#### Stated problem
Show every line below that contains the string "fixture", treating uppercase and lowercase as different.

(Layout annotation data)
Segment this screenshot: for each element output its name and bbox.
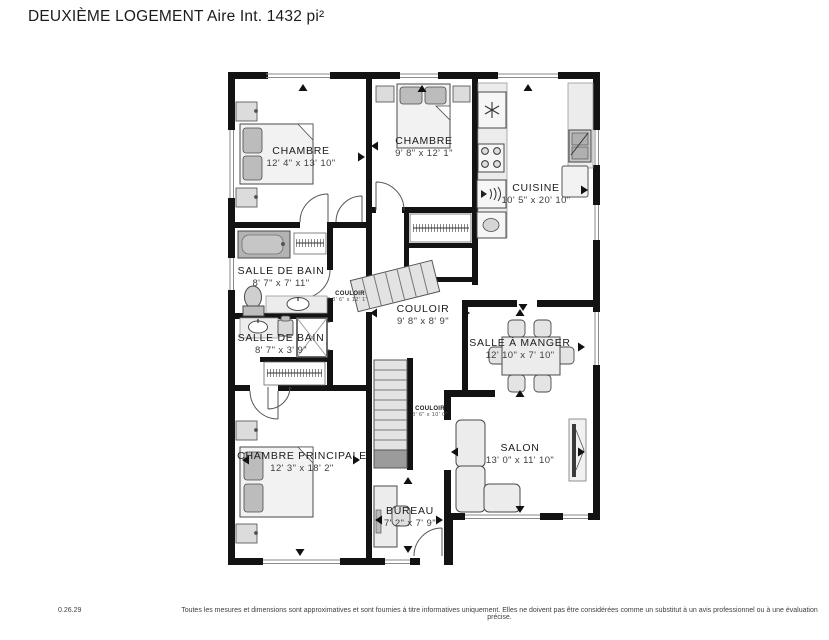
bathtub-icon xyxy=(238,231,290,258)
bed-icon xyxy=(397,84,450,148)
shower-icon xyxy=(297,318,327,357)
kitchen-sink-icon xyxy=(569,130,591,162)
desk-chair-icon xyxy=(392,506,410,526)
version-number: 0.26.29 xyxy=(58,607,81,614)
dishwasher-icon xyxy=(477,180,506,208)
footer: 0.26.29 Toutes les mesures et dimensions… xyxy=(0,604,829,618)
toilet-icon xyxy=(243,286,264,316)
vanity-sink-icon xyxy=(266,296,327,313)
fridge-icon xyxy=(478,92,506,128)
stairs-angled-icon xyxy=(350,260,439,311)
dining-table-icon xyxy=(502,337,560,375)
bed-icon xyxy=(240,447,313,517)
bed-icon xyxy=(240,124,313,184)
stairs-down-icon xyxy=(374,360,407,468)
small-sink-icon xyxy=(477,212,506,238)
floor-plan: CHAMBRE 12' 4" x 13' 10" CHAMBRE 9' 8" x… xyxy=(0,0,829,640)
vanity-sink-icon xyxy=(240,318,278,338)
stove-icon xyxy=(478,144,504,172)
floorplan-page: DEUXIÈME LOGEMENT Aire Int. 1432 pi² xyxy=(0,0,829,640)
tv-icon xyxy=(569,419,586,481)
sofa-icon xyxy=(456,420,520,512)
disclaimer-text: Toutes les mesures et dimensions sont ap… xyxy=(180,607,819,621)
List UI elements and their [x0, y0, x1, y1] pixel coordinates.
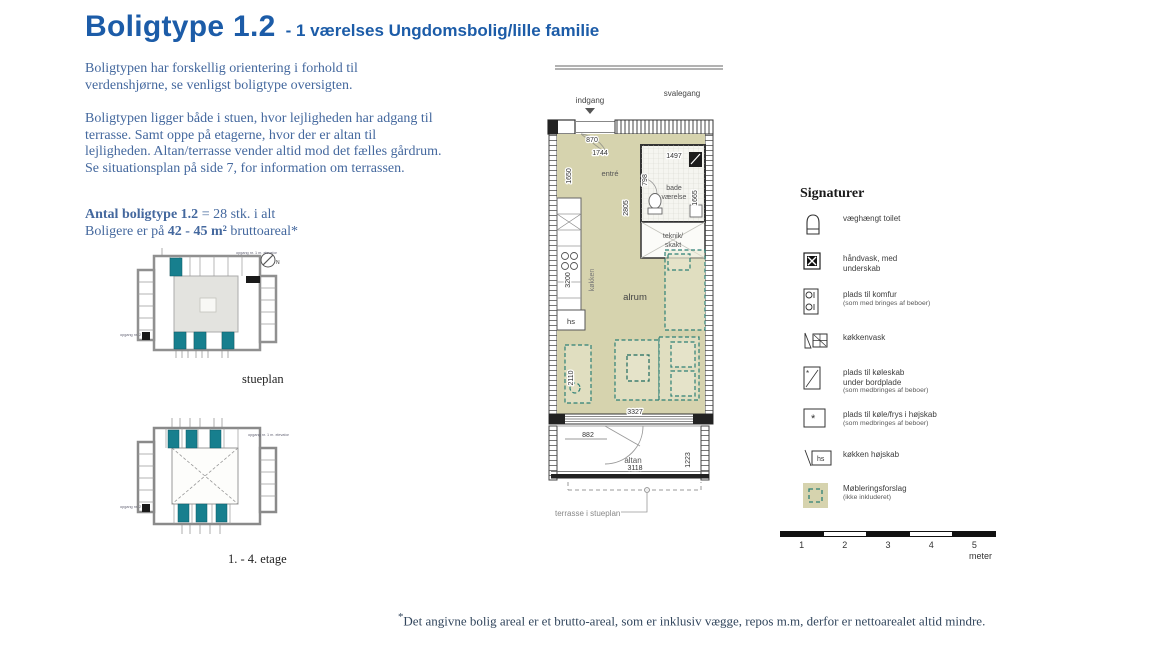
pillow-outline — [668, 254, 690, 270]
dim-798: 798 — [642, 174, 649, 186]
legend-item-komfur: plads til komfur (som med bringes af beb… — [803, 288, 1013, 315]
sofa-cushion-2 — [671, 371, 695, 396]
unit-count-block: Antal boligtype 1.2 = 28 stk. i alt Boli… — [85, 207, 443, 240]
dim-2110: 2110 — [568, 370, 575, 385]
washer-fixture — [690, 205, 702, 217]
scale-tick: 4 — [910, 540, 953, 550]
entry-arrow-icon — [585, 108, 595, 114]
svg-text:*: * — [806, 369, 809, 378]
legend-sublabel: (som medbringes af beboer) — [843, 387, 928, 396]
legend-label-2: under bordplade — [843, 378, 928, 388]
page-title: Boligtype 1.2 - 1 værelses Ungdomsbolig/… — [85, 10, 599, 44]
legend-label-2: underskab — [843, 264, 897, 274]
site-plan-etage: opgang nr. 1 m. elevator opgang nr. 2 — [118, 414, 308, 540]
handwash-sink-icon — [803, 252, 833, 270]
right-wall — [705, 120, 713, 420]
top-rule-lines — [555, 66, 723, 69]
footnote: *Det angivne bolig areal er et brutto-ar… — [398, 611, 1046, 629]
scale-bar: 1 2 3 4 5 meter — [780, 531, 996, 561]
indgang-label: indgang — [576, 96, 604, 105]
legend-label-group: plads til køle/frys i højskab (som medbr… — [843, 408, 937, 428]
table-top-outline — [627, 355, 649, 381]
svg-text:*: * — [811, 413, 816, 425]
etage-note-top: opgang nr. 1 m. elevator — [248, 433, 290, 437]
fridge-under-counter-icon: * — [803, 366, 833, 390]
intro-paragraph-1: Boligtypen har forskellig orientering i … — [85, 61, 443, 94]
stove-icon — [803, 288, 833, 315]
legend-label: plads til køleskab — [843, 366, 928, 378]
legend-heading: Signaturer — [800, 186, 864, 202]
legend-item-kokkenvask: køkkenvask — [803, 331, 1013, 350]
dim-870: 870 — [586, 137, 598, 144]
terrasse-note: terrasse i stueplan — [555, 509, 620, 518]
hs-label: hs — [567, 317, 575, 326]
legend-label: håndvask, med — [843, 252, 897, 264]
legend-label-group: plads til køleskab under bordplade (som … — [843, 366, 928, 396]
sofa-cushion-1 — [671, 342, 695, 367]
top-wall — [548, 120, 713, 134]
scale-segment — [910, 532, 953, 536]
scale-segment — [953, 532, 995, 536]
legend-label-group: håndvask, med underskab — [843, 252, 897, 273]
svalegang-label: svalegang — [664, 89, 700, 98]
compass-north-icon: N — [261, 253, 280, 267]
alrum-label: alrum — [623, 292, 647, 303]
legend-item-toilet: væghængt toilet — [803, 212, 1013, 238]
fridge-freezer-tall-icon: * — [803, 408, 833, 428]
dim-2805: 2805 — [623, 200, 630, 216]
document-page: Boligtype 1.2 - 1 værelses Ungdomsbolig/… — [0, 0, 1152, 648]
scale-segment — [867, 532, 910, 536]
dim-1650: 1650 — [566, 168, 573, 184]
dim-1497: 1497 — [666, 153, 682, 160]
legend-sublabel: (som medbringes af beboer) — [843, 420, 937, 429]
dim-3327: 3327 — [627, 409, 643, 416]
bathroom-label-1: bade — [666, 185, 682, 192]
legend-item-moblering: Møbleringsforslag (ikke inkluderet) — [803, 482, 1013, 509]
legend-item-kolefrys: * plads til køle/frys i højskab (som med… — [803, 408, 1013, 428]
stueplan-caption: stueplan — [242, 372, 284, 387]
page-title-main: Boligtype 1.2 — [85, 10, 276, 44]
scale-tick: 3 — [866, 540, 909, 550]
legend-sublabel: (ikke inkluderet) — [843, 494, 907, 503]
furnishing-suggestion-icon — [803, 482, 833, 509]
tall-cabinet-icon: hs — [803, 448, 833, 468]
dim-882: 882 — [582, 432, 594, 439]
kitchen-sink-icon — [803, 331, 833, 350]
kitchen-label: køkken — [589, 269, 596, 292]
etage-caption: 1. - 4. etage — [228, 552, 287, 567]
scale-ticks: 1 2 3 4 5 — [780, 540, 996, 550]
bathroom-label-2: værelse — [662, 194, 687, 201]
unit-count-line: Antal boligtype 1.2 = 28 stk. i alt — [85, 207, 443, 224]
scale-segment — [824, 532, 867, 536]
stair-core — [142, 504, 150, 512]
legend-label: Møbleringsforslag — [843, 482, 907, 494]
sink-fixture — [689, 152, 702, 167]
left-wall — [549, 120, 557, 420]
legend-label-group: plads til komfur (som med bringes af beb… — [843, 288, 930, 308]
entre-label: entré — [601, 169, 618, 178]
courtyard-center — [200, 298, 216, 312]
legend-item-hojskab: hs køkken højskab — [803, 448, 1013, 468]
unit-area-pre: Boligere er på — [85, 224, 168, 239]
scale-segment — [781, 532, 824, 536]
scale-tick: 1 — [780, 540, 823, 550]
scale-tick: 5 — [953, 540, 996, 550]
dim-1223: 1223 — [685, 452, 692, 468]
unit-area-line: Boligere er på 42 - 45 m² bruttoareal* — [85, 224, 443, 241]
scale-unit-label: meter — [780, 551, 996, 561]
legend-label: plads til komfur — [843, 288, 930, 300]
dim-1665: 1665 — [692, 190, 699, 206]
stueplan-note-top: opgang nr. 1 m. elevator — [236, 251, 278, 255]
etage-note-left: opgang nr. 2 — [120, 505, 141, 509]
legend-label: køkkenvask — [843, 331, 885, 343]
legend-item-handvask: håndvask, med underskab — [803, 252, 1013, 273]
legend-item-koleskab: * plads til køleskab under bordplade (so… — [803, 366, 1013, 396]
compass-label: N — [276, 260, 280, 266]
scale-tick: 2 — [823, 540, 866, 550]
page-title-sub: - 1 værelses Ungdomsbolig/lille familie — [286, 21, 600, 41]
legend-label: væghængt toilet — [843, 212, 900, 224]
dim-3200: 3200 — [565, 272, 572, 288]
scale-bar-segments — [780, 531, 996, 537]
intro-paragraph-2: Boligtypen ligger både i stuen, hvor lej… — [85, 111, 443, 177]
footnote-text: Det angivne bolig areal er et brutto-are… — [403, 613, 985, 628]
main-floor-plan: indgang svalegang — [543, 58, 743, 533]
site-plan-stueplan: N opgang nr. 1 m. elevator opgang nr. 2 — [118, 246, 303, 364]
toilet-fixture — [648, 194, 662, 215]
stueplan-note-left: opgang nr. 2 — [120, 333, 141, 337]
terrace-indicator: terrasse i stueplan — [555, 482, 701, 518]
unit-count-bold: Antal boligtype 1.2 — [85, 207, 198, 222]
altan-label: altan — [624, 456, 641, 465]
dim-1744: 1744 — [592, 150, 608, 157]
legend-label: køkken højskab — [843, 448, 899, 460]
legend-label: plads til køle/frys i højskab — [843, 408, 937, 420]
hs-icon-text: hs — [817, 456, 825, 463]
unit-area-post: bruttoareal* — [227, 224, 298, 239]
teknik-label-1: teknik/ — [663, 233, 683, 240]
dim-3118: 3118 — [627, 465, 642, 472]
unit-count-rest: = 28 stk. i alt — [198, 207, 275, 222]
legend-sublabel: (som med bringes af beboer) — [843, 300, 930, 309]
legend-label-group: Møbleringsforslag (ikke inkluderet) — [843, 482, 907, 502]
teknik-label-2: skakt — [665, 242, 681, 249]
unit-area-bold: 42 - 45 m² — [168, 224, 227, 239]
stair-core-2 — [142, 332, 150, 340]
stair-core — [246, 276, 260, 283]
wall-toilet-icon — [803, 212, 833, 238]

#### Written answer
washer-fixture — [690, 205, 702, 217]
sink-fixture — [689, 152, 702, 167]
toilet-fixture — [648, 194, 662, 215]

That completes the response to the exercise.